Fonte:
CONGONHAS (MG) – Um decreto do governo de Romeu Zema (Novo) que autoriza a CSN (Companhia Siderúrgica Nacional) a desapropriar 261 hectares para depositar pilhas de rejeitos de minério de ferro próximo aos bairros Santa Quitéria e Plataforma, em Congonhas (MG), tem causado medo e desconfiança entre os moradores.
Santa Quitéria tenta ser reconhecida como quilombola, mas teme “desaparecer” em razão da instalação do depósito, a menos de 100 metros da comunidade. O local receberá os materiais descartados da Casa de Pedra, um dos maiores complexos minerários do Brasil, operado pela CSN.
Já no bairro Plataforma, uma “área fantasma” anteriormente afetada pela expansão da mineradora na região, moradores se queixam dos baixos valores das propostas de indenização oferecidas pela empresa.
“O que a CSN não conseguiu negociar no passado no bairro Plataforma, o Zema fez por decreto”, critica Sandoval de Souza Pinto Filho, diretor da Unaccon (União das Associações Comunitárias de Congonhas). “Eles vão empurrando o povo para o canto, cercando tudo ao redor. E, quando percebermos, já não há mais saída”, afirma o líder comunitário.

Dados:
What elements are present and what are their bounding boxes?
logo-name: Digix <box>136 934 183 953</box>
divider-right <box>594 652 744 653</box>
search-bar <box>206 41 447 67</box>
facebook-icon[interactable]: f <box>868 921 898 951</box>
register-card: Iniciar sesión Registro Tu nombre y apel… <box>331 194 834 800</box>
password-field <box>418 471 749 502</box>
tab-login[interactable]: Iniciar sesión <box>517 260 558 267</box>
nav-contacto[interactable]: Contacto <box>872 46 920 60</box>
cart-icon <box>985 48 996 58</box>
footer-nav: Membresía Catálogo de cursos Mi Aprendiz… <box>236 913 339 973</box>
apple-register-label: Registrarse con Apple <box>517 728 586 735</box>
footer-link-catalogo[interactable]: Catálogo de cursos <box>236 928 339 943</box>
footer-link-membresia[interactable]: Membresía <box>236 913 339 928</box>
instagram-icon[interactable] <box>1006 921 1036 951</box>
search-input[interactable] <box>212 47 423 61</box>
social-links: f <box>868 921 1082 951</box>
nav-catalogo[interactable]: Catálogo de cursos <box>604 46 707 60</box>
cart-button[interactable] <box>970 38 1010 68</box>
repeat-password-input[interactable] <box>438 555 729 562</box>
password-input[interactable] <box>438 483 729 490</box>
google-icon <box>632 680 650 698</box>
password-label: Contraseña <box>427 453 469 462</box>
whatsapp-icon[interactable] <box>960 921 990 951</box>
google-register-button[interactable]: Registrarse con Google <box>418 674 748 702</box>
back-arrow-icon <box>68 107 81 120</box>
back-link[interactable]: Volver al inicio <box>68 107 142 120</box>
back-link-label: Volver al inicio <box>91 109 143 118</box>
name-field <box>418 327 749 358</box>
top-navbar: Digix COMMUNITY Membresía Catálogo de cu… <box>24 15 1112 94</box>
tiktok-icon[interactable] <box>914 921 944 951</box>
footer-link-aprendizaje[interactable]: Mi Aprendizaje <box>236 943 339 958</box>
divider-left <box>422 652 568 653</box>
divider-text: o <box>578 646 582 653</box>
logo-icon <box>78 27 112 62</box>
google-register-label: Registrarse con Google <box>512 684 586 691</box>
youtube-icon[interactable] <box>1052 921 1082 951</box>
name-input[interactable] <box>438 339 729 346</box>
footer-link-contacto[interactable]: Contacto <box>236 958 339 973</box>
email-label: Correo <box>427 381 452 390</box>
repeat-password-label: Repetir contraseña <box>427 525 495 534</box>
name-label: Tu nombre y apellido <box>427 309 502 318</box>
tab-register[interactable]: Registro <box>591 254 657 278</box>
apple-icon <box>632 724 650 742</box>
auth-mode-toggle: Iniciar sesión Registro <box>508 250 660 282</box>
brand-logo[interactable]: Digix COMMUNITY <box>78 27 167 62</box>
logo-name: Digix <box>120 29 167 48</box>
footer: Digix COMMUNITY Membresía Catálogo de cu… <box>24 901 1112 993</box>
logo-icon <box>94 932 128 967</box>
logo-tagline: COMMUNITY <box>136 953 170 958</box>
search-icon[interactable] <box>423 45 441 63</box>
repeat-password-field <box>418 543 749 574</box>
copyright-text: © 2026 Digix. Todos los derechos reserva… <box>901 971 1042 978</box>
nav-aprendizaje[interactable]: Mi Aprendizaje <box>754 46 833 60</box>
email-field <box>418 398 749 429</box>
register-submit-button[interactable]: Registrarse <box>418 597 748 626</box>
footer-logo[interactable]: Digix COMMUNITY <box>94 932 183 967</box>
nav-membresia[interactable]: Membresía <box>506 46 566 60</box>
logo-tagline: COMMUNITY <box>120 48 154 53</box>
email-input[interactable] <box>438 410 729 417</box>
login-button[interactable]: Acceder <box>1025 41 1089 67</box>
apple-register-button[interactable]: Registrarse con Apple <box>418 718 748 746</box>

Tarefas a realizar:
**1)** Transcreva da matéria sobre Congonhas o trecho que começa em "Já no bairro" e vai até "oferecidas pela empresa.", incluindo essas palavras.
**2)** De acordo com a matéria sobre Congonhas, quantos hectares o decreto autoriza a CSN a desapropriar?

Respostas por tarefa:
**1)**
Já no bairro Plataforma, uma “área fantasma” anteriormente afetada pela expansão da mineradora na região, moradores se queixam dos baixos valores das propostas de indenização oferecidas pela empresa.

**2)** 261 hectares.